TASK BRIEF:
Copy each line of the entries that contains the word "document".

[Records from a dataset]
◇ ◇ ◇ ◇
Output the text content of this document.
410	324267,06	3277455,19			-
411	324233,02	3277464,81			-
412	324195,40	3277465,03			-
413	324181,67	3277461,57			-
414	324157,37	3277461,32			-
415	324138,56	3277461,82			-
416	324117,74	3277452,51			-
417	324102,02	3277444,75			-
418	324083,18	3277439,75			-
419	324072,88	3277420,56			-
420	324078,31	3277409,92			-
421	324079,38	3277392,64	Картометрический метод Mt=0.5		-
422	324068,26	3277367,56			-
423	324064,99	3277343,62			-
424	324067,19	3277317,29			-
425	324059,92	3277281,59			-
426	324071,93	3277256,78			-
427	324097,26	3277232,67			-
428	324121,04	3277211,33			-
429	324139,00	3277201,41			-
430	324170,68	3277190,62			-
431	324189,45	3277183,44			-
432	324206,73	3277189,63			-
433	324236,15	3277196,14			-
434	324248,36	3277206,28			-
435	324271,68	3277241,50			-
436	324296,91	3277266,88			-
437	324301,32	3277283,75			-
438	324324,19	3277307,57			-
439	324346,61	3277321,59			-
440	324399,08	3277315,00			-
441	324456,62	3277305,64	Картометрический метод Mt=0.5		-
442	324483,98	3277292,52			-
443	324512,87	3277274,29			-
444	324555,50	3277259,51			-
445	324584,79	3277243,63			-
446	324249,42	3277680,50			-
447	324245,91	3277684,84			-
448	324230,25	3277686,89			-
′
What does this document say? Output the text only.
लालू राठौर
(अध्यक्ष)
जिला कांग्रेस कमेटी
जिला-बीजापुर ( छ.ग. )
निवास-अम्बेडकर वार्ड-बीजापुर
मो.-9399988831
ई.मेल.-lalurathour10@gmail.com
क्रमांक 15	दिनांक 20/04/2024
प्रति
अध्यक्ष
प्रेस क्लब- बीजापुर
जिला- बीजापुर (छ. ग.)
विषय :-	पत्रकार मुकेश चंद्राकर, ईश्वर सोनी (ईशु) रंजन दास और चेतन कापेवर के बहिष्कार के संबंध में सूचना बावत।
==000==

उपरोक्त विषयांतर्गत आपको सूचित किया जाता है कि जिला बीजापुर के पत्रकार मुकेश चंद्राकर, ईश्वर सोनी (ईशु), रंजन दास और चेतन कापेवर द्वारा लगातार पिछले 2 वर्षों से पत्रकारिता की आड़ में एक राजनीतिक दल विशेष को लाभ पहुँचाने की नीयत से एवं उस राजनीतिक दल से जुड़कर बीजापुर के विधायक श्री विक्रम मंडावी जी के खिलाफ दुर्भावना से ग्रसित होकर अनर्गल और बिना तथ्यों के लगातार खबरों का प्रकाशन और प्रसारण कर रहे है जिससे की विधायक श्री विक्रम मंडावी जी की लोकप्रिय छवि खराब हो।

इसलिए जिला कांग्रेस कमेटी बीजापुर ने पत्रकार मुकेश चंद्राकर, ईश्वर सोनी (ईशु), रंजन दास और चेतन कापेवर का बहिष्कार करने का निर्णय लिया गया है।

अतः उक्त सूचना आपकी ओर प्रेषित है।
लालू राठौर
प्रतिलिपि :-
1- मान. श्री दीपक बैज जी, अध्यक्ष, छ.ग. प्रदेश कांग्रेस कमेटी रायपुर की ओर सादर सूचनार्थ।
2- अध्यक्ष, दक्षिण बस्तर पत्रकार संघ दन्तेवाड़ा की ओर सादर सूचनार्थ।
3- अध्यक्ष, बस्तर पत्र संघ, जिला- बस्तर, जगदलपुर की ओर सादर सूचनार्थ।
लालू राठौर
◇ ◇ ◇ ◇
RESPONSE TO THIS EXERCISE:
Output the text content of this document.
What does this document say? Output the text only.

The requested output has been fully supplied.